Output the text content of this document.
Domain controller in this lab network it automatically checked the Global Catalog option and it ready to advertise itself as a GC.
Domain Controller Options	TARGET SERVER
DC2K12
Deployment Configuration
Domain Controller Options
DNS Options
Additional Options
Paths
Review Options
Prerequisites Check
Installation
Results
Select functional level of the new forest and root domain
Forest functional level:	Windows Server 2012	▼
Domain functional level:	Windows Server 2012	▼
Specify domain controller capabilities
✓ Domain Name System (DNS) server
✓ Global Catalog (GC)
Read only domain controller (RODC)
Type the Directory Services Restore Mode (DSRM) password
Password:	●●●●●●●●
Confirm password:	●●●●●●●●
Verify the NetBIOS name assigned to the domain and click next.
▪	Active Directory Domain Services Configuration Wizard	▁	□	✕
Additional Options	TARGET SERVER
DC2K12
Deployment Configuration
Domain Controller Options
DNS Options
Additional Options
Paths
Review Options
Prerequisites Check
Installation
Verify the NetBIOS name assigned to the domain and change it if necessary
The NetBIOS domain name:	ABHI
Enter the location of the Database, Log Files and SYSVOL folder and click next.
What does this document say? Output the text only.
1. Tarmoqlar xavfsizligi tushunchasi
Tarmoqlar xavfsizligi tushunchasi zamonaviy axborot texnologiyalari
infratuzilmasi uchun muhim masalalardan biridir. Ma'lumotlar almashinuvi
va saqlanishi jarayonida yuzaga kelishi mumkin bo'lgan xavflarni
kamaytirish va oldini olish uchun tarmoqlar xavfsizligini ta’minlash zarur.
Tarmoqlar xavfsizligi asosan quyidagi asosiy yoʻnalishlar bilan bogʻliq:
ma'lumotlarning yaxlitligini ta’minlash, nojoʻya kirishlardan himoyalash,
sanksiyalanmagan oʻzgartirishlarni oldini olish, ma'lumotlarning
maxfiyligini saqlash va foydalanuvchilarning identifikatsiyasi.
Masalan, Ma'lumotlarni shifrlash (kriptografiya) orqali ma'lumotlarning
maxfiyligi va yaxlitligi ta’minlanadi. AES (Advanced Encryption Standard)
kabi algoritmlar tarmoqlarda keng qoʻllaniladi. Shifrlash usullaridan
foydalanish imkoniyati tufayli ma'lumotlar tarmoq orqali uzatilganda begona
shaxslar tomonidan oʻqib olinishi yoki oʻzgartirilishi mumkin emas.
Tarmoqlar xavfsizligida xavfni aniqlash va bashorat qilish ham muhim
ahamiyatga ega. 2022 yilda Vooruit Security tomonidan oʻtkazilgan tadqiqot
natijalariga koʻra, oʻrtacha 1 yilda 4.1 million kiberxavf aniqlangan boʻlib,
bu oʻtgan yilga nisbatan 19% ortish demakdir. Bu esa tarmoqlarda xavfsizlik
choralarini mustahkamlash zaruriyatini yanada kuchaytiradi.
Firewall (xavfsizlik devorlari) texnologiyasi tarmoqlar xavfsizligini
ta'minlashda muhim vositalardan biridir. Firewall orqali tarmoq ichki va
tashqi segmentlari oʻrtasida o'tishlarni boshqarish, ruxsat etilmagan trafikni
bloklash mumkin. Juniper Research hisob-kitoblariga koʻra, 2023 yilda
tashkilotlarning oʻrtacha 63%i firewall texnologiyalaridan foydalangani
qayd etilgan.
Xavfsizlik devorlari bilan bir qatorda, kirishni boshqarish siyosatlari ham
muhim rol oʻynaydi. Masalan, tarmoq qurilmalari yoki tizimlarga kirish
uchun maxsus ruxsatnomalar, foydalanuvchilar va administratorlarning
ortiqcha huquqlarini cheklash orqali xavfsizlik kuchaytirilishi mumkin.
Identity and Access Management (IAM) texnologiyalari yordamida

DIRECTION — Report the number of lines above containing the word "xavfsizligini", with no other text.

ANSWER TO THE TASK — 2